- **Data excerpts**
****************************************

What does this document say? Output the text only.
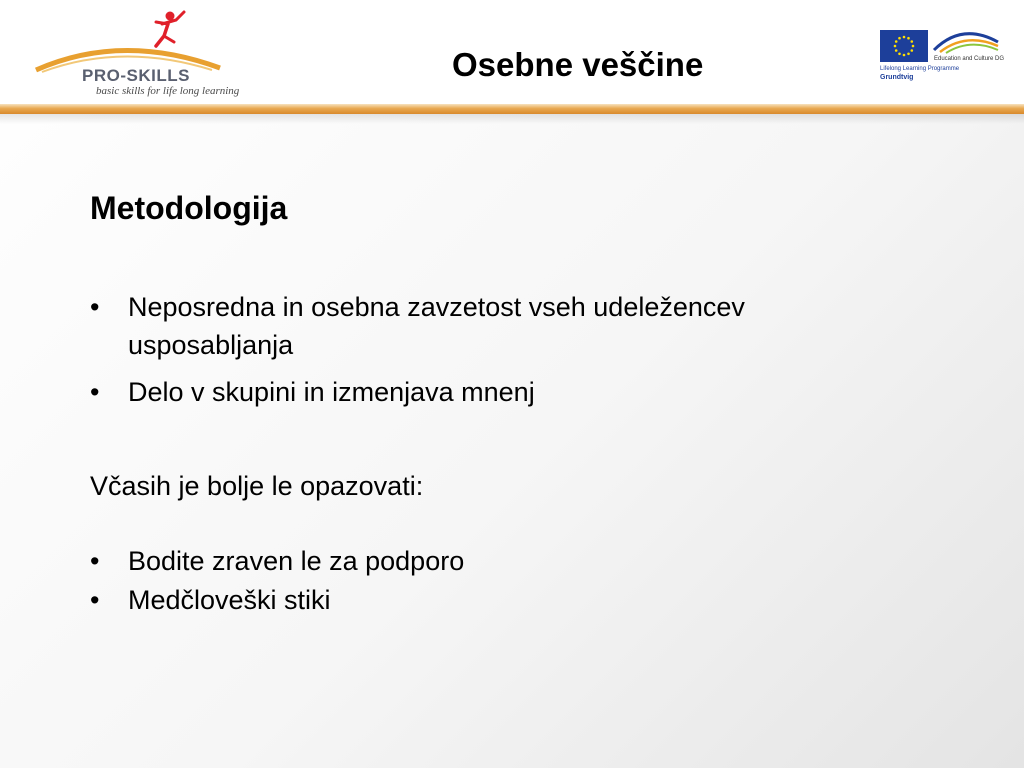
PRO-SKILLS
basic skills for life long learning
Osebne veščine	Education and Culture DG
Lifelong Learning Programme
Grundtvig
Metodologija
•	Neposredna in osebna zavzetost vseh udeležencev usposabljanja
•	Delo v skupini in izmenjava mnenj
Včasih je bolje le opazovati:
•	Bodite zraven le za podporo
•	Medčloveški stiki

****************************************

- **Task directions**
Write out each entry exactly as given, but skip the pictures.

- **Result**
What does this document say? Output the text only.
PRO-SKILLS
basic skills for life long learning
Osebne veščine	Education and Culture DG
Lifelong Learning Programme
Grundtvig
Metodologija
•	Neposredna in osebna zavzetost vseh udeležencev usposabljanja
•	Delo v skupini in izmenjava mnenj
Včasih je bolje le opazovati:
•	Bodite zraven le za podporo
•	Medčloveški stiki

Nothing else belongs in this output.